| Data for the task |
——————————

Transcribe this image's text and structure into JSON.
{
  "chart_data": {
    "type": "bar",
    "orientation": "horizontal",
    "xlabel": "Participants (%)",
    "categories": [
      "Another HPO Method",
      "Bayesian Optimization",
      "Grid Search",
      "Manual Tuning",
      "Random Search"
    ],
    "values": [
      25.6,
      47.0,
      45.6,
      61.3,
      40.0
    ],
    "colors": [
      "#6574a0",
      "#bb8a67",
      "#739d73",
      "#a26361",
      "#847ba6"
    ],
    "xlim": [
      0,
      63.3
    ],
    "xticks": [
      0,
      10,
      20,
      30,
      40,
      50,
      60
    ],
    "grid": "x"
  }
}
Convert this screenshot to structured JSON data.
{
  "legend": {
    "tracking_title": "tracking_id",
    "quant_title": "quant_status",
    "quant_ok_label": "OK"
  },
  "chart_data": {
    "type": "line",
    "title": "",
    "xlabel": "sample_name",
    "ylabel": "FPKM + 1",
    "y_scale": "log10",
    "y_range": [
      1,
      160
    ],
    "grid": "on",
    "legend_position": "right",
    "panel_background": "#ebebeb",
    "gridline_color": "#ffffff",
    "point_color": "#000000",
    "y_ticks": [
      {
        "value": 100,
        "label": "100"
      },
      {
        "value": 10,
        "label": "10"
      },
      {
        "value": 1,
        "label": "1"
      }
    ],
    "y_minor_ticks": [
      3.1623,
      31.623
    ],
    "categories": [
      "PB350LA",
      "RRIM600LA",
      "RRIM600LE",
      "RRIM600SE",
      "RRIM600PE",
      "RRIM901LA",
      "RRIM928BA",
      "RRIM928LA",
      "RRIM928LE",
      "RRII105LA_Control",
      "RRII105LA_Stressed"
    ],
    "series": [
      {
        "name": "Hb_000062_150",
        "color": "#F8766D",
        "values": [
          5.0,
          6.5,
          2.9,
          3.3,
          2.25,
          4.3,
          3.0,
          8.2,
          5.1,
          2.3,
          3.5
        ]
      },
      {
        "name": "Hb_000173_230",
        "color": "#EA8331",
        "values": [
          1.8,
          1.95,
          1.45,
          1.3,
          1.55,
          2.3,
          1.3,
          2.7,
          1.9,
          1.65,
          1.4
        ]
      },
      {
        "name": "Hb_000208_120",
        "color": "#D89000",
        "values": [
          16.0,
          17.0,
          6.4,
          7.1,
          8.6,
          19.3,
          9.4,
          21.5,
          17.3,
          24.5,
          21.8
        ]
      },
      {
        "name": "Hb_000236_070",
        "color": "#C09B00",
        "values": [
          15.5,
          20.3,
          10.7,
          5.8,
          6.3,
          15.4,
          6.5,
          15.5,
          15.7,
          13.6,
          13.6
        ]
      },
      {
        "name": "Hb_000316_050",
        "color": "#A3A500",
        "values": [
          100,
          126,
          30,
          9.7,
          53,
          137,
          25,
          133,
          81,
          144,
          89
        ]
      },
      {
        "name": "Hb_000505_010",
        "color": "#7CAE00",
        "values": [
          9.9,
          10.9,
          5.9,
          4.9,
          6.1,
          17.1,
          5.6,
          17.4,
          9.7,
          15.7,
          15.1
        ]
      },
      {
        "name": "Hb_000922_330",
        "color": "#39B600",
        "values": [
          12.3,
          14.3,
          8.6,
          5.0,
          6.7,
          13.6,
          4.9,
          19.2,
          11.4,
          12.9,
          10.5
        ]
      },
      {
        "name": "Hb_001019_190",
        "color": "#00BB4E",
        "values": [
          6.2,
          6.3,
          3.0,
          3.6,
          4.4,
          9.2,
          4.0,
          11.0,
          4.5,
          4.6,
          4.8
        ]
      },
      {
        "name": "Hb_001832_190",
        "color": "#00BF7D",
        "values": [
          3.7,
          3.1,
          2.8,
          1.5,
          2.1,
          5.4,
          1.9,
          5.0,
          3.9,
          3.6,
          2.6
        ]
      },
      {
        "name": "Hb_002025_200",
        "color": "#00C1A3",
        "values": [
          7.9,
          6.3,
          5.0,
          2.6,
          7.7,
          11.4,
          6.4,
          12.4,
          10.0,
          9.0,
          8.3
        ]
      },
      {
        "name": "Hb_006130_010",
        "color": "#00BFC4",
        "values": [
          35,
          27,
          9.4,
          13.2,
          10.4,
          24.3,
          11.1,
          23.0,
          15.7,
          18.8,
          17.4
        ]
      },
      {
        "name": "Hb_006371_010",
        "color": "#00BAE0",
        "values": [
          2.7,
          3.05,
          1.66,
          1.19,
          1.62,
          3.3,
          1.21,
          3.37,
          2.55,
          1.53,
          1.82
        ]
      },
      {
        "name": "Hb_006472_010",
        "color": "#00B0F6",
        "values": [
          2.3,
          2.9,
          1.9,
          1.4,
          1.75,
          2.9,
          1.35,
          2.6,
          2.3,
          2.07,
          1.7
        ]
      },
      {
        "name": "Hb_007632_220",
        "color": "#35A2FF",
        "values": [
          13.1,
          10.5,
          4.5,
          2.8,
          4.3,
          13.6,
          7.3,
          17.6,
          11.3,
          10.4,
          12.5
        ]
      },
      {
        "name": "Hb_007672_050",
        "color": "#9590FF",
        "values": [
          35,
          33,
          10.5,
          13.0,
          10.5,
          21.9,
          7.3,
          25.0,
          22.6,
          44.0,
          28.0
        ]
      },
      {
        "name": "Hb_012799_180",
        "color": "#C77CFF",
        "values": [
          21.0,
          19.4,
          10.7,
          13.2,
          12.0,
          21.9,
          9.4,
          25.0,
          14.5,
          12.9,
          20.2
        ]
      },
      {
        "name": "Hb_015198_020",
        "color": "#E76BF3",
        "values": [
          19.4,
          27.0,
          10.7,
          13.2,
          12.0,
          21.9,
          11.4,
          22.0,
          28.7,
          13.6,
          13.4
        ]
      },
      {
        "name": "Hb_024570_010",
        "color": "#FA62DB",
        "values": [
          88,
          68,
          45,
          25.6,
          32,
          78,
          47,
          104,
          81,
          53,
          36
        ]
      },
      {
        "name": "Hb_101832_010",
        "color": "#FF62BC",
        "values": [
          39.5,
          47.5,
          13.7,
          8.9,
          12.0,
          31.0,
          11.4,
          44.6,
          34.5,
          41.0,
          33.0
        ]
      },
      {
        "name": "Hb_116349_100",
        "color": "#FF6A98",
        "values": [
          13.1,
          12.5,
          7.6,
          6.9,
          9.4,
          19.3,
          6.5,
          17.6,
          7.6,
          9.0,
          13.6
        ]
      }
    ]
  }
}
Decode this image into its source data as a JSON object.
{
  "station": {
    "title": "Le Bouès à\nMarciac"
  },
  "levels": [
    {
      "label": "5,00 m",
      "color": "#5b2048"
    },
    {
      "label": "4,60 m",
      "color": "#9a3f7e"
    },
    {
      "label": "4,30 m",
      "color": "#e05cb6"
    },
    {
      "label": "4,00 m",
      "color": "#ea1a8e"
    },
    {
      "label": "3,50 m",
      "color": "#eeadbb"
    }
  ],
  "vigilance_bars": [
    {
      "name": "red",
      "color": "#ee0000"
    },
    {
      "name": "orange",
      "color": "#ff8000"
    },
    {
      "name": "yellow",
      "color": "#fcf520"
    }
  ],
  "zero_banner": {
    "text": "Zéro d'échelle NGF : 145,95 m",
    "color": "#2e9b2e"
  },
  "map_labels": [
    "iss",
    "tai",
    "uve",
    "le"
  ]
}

——————————

| Exercise brief |
Output all of the data above without any alteration.

| Finished exercise |
Transcribe this image's text and structure into JSON.
{
  "chart_data": {
    "type": "bar",
    "orientation": "horizontal",
    "xlabel": "Participants (%)",
    "categories": [
      "Another HPO Method",
      "Bayesian Optimization",
      "Grid Search",
      "Manual Tuning",
      "Random Search"
    ],
    "values": [
      25.6,
      47.0,
      45.6,
      61.3,
      40.0
    ],
    "colors": [
      "#6574a0",
      "#bb8a67",
      "#739d73",
      "#a26361",
      "#847ba6"
    ],
    "xlim": [
      0,
      63.3
    ],
    "xticks": [
      0,
      10,
      20,
      30,
      40,
      50,
      60
    ],
    "grid": "x"
  }
}
Convert this screenshot to structured JSON data.
{
  "legend": {
    "tracking_title": "tracking_id",
    "quant_title": "quant_status",
    "quant_ok_label": "OK"
  },
  "chart_data": {
    "type": "line",
    "title": "",
    "xlabel": "sample_name",
    "ylabel": "FPKM + 1",
    "y_scale": "log10",
    "y_range": [
      1,
      160
    ],
    "grid": "on",
    "legend_position": "right",
    "panel_background": "#ebebeb",
    "gridline_color": "#ffffff",
    "point_color": "#000000",
    "y_ticks": [
      {
        "value": 100,
        "label": "100"
      },
      {
        "value": 10,
        "label": "10"
      },
      {
        "value": 1,
        "label": "1"
      }
    ],
    "y_minor_ticks": [
      3.1623,
      31.623
    ],
    "categories": [
      "PB350LA",
      "RRIM600LA",
      "RRIM600LE",
      "RRIM600SE",
      "RRIM600PE",
      "RRIM901LA",
      "RRIM928BA",
      "RRIM928LA",
      "RRIM928LE",
      "RRII105LA_Control",
      "RRII105LA_Stressed"
    ],
    "series": [
      {
        "name": "Hb_000062_150",
        "color": "#F8766D",
        "values": [
          5.0,
          6.5,
          2.9,
          3.3,
          2.25,
          4.3,
          3.0,
          8.2,
          5.1,
          2.3,
          3.5
        ]
      },
      {
        "name": "Hb_000173_230",
        "color": "#EA8331",
        "values": [
          1.8,
          1.95,
          1.45,
          1.3,
          1.55,
          2.3,
          1.3,
          2.7,
          1.9,
          1.65,
          1.4
        ]
      },
      {
        "name": "Hb_000208_120",
        "color": "#D89000",
        "values": [
          16.0,
          17.0,
          6.4,
          7.1,
          8.6,
          19.3,
          9.4,
          21.5,
          17.3,
          24.5,
          21.8
        ]
      },
      {
        "name": "Hb_000236_070",
        "color": "#C09B00",
        "values": [
          15.5,
          20.3,
          10.7,
          5.8,
          6.3,
          15.4,
          6.5,
          15.5,
          15.7,
          13.6,
          13.6
        ]
      },
      {
        "name": "Hb_000316_050",
        "color": "#A3A500",
        "values": [
          100,
          126,
          30,
          9.7,
          53,
          137,
          25,
          133,
          81,
          144,
          89
        ]
      },
      {
        "name": "Hb_000505_010",
        "color": "#7CAE00",
        "values": [
          9.9,
          10.9,
          5.9,
          4.9,
          6.1,
          17.1,
          5.6,
          17.4,
          9.7,
          15.7,
          15.1
        ]
      },
      {
        "name": "Hb_000922_330",
        "color": "#39B600",
        "values": [
          12.3,
          14.3,
          8.6,
          5.0,
          6.7,
          13.6,
          4.9,
          19.2,
          11.4,
          12.9,
          10.5
        ]
      },
      {
        "name": "Hb_001019_190",
        "color": "#00BB4E",
        "values": [
          6.2,
          6.3,
          3.0,
          3.6,
          4.4,
          9.2,
          4.0,
          11.0,
          4.5,
          4.6,
          4.8
        ]
      },
      {
        "name": "Hb_001832_190",
        "color": "#00BF7D",
        "values": [
          3.7,
          3.1,
          2.8,
          1.5,
          2.1,
          5.4,
          1.9,
          5.0,
          3.9,
          3.6,
          2.6
        ]
      },
      {
        "name": "Hb_002025_200",
        "color": "#00C1A3",
        "values": [
          7.9,
          6.3,
          5.0,
          2.6,
          7.7,
          11.4,
          6.4,
          12.4,
          10.0,
          9.0,
          8.3
        ]
      },
      {
        "name": "Hb_006130_010",
        "color": "#00BFC4",
        "values": [
          35,
          27,
          9.4,
          13.2,
          10.4,
          24.3,
          11.1,
          23.0,
          15.7,
          18.8,
          17.4
        ]
      },
      {
        "name": "Hb_006371_010",
        "color": "#00BAE0",
        "values": [
          2.7,
          3.05,
          1.66,
          1.19,
          1.62,
          3.3,
          1.21,
          3.37,
          2.55,
          1.53,
          1.82
        ]
      },
      {
        "name": "Hb_006472_010",
        "color": "#00B0F6",
        "values": [
          2.3,
          2.9,
          1.9,
          1.4,
          1.75,
          2.9,
          1.35,
          2.6,
          2.3,
          2.07,
          1.7
        ]
      },
      {
        "name": "Hb_007632_220",
        "color": "#35A2FF",
        "values": [
          13.1,
          10.5,
          4.5,
          2.8,
          4.3,
          13.6,
          7.3,
          17.6,
          11.3,
          10.4,
          12.5
        ]
      },
      {
        "name": "Hb_007672_050",
        "color": "#9590FF",
        "values": [
          35,
          33,
          10.5,
          13.0,
          10.5,
          21.9,
          7.3,
          25.0,
          22.6,
          44.0,
          28.0
        ]
      },
      {
        "name": "Hb_012799_180",
        "color": "#C77CFF",
        "values": [
          21.0,
          19.4,
          10.7,
          13.2,
          12.0,
          21.9,
          9.4,
          25.0,
          14.5,
          12.9,
          20.2
        ]
      },
      {
        "name": "Hb_015198_020",
        "color": "#E76BF3",
        "values": [
          19.4,
          27.0,
          10.7,
          13.2,
          12.0,
          21.9,
          11.4,
          22.0,
          28.7,
          13.6,
          13.4
        ]
      },
      {
        "name": "Hb_024570_010",
        "color": "#FA62DB",
        "values": [
          88,
          68,
          45,
          25.6,
          32,
          78,
          47,
          104,
          81,
          53,
          36
        ]
      },
      {
        "name": "Hb_101832_010",
        "color": "#FF62BC",
        "values": [
          39.5,
          47.5,
          13.7,
          8.9,
          12.0,
          31.0,
          11.4,
          44.6,
          34.5,
          41.0,
          33.0
        ]
      },
      {
        "name": "Hb_116349_100",
        "color": "#FF6A98",
        "values": [
          13.1,
          12.5,
          7.6,
          6.9,
          9.4,
          19.3,
          6.5,
          17.6,
          7.6,
          9.0,
          13.6
        ]
      }
    ]
  }
}
Decode this image into its source data as a JSON object.
{
  "station": {
    "title": "Le Bouès à\nMarciac"
  },
  "levels": [
    {
      "label": "5,00 m",
      "color": "#5b2048"
    },
    {
      "label": "4,60 m",
      "color": "#9a3f7e"
    },
    {
      "label": "4,30 m",
      "color": "#e05cb6"
    },
    {
      "label": "4,00 m",
      "color": "#ea1a8e"
    },
    {
      "label": "3,50 m",
      "color": "#eeadbb"
    }
  ],
  "vigilance_bars": [
    {
      "name": "red",
      "color": "#ee0000"
    },
    {
      "name": "orange",
      "color": "#ff8000"
    },
    {
      "name": "yellow",
      "color": "#fcf520"
    }
  ],
  "zero_banner": {
    "text": "Zéro d'échelle NGF : 145,95 m",
    "color": "#2e9b2e"
  },
  "map_labels": [
    "iss",
    "tai",
    "uve",
    "le"
  ]
}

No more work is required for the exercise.